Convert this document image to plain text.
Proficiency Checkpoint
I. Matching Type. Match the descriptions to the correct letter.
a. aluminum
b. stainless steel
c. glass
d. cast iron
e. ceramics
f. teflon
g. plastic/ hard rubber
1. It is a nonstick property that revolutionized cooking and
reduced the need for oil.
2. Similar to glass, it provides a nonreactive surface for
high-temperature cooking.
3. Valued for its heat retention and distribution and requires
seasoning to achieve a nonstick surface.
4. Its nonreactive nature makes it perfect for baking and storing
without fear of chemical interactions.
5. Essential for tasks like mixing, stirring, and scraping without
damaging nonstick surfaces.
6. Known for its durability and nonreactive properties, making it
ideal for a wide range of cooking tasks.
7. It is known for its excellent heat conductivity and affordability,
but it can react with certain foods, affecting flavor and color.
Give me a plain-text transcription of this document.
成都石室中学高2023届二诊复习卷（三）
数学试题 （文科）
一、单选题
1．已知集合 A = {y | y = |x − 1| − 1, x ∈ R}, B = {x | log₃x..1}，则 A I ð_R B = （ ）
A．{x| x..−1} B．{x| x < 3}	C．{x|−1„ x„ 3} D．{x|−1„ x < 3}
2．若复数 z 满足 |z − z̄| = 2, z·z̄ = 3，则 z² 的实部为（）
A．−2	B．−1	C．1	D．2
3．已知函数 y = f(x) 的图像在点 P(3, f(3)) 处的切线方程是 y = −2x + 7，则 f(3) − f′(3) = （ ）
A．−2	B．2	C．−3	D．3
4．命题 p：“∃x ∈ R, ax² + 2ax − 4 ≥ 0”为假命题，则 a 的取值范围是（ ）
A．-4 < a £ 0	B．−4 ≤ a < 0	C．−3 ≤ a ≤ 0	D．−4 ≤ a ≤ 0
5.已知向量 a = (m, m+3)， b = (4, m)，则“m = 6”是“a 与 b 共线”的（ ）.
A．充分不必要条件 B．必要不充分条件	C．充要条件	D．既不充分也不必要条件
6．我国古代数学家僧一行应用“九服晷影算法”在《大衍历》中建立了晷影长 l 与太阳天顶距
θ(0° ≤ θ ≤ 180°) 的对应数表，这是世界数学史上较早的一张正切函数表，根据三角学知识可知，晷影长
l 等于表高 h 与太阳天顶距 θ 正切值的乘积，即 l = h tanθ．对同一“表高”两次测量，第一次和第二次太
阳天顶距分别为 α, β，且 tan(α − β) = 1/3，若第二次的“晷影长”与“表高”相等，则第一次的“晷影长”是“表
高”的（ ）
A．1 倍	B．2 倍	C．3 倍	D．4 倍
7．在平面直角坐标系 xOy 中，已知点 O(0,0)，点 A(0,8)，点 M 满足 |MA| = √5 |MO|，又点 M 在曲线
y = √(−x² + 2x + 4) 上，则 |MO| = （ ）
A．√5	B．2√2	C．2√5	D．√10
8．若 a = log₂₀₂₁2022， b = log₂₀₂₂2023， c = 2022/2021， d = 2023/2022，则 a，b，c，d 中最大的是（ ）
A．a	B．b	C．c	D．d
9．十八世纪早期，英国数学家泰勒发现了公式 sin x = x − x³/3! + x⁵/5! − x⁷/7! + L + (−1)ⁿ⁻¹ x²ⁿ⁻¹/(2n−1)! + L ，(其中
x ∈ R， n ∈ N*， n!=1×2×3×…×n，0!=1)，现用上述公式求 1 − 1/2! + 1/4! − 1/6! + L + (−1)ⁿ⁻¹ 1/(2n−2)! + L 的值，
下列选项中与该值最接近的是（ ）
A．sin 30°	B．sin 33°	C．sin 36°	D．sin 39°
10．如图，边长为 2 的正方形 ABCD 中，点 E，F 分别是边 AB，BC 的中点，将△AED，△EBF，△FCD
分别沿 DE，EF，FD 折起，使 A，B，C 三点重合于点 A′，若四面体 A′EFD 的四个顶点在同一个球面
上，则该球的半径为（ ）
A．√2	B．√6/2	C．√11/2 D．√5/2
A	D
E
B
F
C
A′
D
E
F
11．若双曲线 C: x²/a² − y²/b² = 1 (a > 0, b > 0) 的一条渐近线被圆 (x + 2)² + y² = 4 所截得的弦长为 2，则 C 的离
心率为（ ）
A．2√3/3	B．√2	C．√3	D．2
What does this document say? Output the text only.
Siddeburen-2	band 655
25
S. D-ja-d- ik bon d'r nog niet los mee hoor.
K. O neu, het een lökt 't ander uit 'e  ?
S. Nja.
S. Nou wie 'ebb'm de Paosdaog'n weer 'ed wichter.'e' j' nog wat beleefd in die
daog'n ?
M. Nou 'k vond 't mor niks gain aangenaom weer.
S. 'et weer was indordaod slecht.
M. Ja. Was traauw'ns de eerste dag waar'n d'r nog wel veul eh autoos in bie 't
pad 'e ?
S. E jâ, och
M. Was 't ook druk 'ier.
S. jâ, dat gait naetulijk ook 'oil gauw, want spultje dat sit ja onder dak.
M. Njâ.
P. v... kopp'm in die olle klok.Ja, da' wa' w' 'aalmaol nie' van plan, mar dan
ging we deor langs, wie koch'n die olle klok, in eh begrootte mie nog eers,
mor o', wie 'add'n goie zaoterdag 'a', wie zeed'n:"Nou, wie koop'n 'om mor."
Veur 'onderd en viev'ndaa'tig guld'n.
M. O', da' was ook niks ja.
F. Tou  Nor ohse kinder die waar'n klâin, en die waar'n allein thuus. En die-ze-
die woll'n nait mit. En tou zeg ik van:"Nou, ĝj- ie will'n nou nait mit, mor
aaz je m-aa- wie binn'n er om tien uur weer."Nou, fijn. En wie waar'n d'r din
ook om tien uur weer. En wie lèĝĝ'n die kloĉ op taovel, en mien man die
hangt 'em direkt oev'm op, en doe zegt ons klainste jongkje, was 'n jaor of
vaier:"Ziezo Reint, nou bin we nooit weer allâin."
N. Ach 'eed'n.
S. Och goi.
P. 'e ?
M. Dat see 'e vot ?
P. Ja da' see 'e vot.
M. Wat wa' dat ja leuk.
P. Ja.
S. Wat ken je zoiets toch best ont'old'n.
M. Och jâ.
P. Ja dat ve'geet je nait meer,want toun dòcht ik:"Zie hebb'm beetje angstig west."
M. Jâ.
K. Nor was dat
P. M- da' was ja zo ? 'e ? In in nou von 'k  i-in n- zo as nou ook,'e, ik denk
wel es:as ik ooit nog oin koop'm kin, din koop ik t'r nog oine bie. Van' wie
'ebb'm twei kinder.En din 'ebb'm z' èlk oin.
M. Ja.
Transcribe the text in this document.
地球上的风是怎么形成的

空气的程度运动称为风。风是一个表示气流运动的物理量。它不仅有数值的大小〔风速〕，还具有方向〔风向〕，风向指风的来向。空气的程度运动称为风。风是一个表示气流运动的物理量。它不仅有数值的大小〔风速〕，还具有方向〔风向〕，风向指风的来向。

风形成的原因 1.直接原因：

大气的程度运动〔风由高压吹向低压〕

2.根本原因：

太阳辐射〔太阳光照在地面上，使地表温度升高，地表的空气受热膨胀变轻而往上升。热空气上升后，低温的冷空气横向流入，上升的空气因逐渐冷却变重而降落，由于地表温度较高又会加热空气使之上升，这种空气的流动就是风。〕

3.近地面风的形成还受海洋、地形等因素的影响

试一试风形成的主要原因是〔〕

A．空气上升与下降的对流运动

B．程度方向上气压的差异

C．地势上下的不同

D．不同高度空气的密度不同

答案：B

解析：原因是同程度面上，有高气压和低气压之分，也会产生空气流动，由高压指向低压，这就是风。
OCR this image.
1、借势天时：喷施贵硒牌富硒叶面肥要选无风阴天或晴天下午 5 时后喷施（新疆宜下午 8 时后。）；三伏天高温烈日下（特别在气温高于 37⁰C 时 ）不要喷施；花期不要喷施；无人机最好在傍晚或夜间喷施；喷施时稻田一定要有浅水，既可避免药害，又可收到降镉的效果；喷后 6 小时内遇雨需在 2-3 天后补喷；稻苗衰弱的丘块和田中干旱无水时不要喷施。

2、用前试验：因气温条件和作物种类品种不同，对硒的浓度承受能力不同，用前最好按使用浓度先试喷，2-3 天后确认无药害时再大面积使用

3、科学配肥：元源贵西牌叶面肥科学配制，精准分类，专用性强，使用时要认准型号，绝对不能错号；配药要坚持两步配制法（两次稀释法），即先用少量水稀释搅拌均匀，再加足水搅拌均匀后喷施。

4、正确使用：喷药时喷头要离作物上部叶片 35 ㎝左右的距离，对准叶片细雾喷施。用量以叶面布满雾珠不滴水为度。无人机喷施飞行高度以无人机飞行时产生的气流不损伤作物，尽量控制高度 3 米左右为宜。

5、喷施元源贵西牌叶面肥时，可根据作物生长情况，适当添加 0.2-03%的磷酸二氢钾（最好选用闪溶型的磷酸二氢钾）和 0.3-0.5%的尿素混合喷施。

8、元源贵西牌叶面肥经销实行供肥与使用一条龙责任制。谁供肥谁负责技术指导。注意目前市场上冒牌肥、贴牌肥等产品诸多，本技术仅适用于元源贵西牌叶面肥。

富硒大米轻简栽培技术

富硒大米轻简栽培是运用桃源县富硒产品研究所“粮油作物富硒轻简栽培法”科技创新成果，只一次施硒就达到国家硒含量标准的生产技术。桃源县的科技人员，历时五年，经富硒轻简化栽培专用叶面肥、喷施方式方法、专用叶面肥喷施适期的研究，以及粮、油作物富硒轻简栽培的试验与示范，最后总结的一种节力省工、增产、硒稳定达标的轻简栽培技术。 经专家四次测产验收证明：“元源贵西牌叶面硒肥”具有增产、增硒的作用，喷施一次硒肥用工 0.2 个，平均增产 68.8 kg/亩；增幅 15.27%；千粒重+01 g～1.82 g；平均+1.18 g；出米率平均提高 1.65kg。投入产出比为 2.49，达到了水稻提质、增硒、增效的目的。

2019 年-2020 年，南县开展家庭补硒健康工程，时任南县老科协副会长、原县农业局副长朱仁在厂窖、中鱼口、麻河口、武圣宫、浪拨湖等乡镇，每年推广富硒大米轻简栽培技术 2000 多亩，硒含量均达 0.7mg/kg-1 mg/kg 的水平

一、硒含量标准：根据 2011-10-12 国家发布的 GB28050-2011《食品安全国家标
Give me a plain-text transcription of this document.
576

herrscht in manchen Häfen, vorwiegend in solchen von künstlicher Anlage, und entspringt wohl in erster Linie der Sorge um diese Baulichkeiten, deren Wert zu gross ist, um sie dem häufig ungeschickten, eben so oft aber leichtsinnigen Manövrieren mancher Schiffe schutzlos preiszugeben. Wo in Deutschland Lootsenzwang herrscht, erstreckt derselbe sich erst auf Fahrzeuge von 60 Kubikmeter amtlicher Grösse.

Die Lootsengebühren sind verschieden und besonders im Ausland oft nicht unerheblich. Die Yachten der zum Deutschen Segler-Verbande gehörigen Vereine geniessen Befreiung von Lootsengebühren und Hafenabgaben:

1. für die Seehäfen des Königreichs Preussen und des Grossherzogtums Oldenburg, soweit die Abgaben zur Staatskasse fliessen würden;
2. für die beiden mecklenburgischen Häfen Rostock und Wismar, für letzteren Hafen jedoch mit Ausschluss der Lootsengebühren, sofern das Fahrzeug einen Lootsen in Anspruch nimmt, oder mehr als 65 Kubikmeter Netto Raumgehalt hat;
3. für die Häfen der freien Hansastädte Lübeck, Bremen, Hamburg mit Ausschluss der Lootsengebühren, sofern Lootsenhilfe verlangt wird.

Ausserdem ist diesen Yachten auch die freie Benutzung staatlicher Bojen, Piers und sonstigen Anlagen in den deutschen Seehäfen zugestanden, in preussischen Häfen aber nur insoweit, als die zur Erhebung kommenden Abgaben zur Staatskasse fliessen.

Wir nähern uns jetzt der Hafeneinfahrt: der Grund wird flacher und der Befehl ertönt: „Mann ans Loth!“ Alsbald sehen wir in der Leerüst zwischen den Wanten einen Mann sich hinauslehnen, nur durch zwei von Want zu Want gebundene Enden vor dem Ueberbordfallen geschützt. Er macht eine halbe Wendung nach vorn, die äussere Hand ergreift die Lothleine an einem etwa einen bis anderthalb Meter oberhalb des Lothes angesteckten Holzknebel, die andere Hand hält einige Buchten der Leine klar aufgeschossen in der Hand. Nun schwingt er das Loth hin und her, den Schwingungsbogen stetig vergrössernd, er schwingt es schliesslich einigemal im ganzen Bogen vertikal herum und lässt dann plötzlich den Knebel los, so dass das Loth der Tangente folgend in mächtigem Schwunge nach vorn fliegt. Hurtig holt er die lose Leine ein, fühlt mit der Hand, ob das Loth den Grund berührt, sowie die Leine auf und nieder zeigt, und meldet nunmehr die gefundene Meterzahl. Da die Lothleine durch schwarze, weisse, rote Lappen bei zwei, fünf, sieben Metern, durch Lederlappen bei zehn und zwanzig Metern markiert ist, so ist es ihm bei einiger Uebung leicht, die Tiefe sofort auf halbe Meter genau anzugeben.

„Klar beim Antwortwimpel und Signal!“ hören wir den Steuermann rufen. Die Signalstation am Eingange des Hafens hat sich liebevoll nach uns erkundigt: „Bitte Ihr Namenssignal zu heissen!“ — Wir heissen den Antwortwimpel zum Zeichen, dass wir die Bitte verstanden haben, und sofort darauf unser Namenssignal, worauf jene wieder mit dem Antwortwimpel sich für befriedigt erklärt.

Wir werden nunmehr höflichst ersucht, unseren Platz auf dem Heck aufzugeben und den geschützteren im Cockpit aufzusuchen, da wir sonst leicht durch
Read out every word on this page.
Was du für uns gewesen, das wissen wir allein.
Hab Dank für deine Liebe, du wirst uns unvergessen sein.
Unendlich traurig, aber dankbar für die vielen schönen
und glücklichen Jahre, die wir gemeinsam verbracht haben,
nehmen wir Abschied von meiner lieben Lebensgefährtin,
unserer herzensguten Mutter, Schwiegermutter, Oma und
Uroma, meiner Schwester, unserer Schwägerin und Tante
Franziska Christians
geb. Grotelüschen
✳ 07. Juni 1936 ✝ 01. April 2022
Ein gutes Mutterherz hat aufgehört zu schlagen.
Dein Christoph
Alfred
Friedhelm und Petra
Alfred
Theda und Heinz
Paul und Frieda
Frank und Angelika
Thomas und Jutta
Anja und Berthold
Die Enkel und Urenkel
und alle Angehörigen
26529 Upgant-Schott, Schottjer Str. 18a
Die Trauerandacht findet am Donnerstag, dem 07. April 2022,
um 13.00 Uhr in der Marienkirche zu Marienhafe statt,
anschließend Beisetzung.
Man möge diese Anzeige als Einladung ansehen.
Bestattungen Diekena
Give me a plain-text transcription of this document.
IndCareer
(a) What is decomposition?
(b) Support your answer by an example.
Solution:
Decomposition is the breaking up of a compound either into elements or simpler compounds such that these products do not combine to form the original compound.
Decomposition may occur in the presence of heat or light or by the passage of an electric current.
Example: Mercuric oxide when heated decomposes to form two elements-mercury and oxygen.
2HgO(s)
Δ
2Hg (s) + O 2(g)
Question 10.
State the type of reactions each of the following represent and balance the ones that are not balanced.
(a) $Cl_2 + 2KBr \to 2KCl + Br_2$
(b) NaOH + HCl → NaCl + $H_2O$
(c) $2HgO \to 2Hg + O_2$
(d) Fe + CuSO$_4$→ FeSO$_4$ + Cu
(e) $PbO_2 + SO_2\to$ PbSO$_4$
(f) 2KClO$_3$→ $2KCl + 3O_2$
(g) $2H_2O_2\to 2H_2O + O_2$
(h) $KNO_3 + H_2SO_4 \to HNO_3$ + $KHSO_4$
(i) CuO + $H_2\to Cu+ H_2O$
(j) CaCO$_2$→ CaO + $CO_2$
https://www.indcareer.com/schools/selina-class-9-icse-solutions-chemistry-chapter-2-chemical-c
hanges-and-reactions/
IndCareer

Direction: Each line above that holds the string "reactions" should be copied and shown.

The completed task:
State the type of reactions each of the following represent and balance the ones that are not balanced.
hanges-and-reactions/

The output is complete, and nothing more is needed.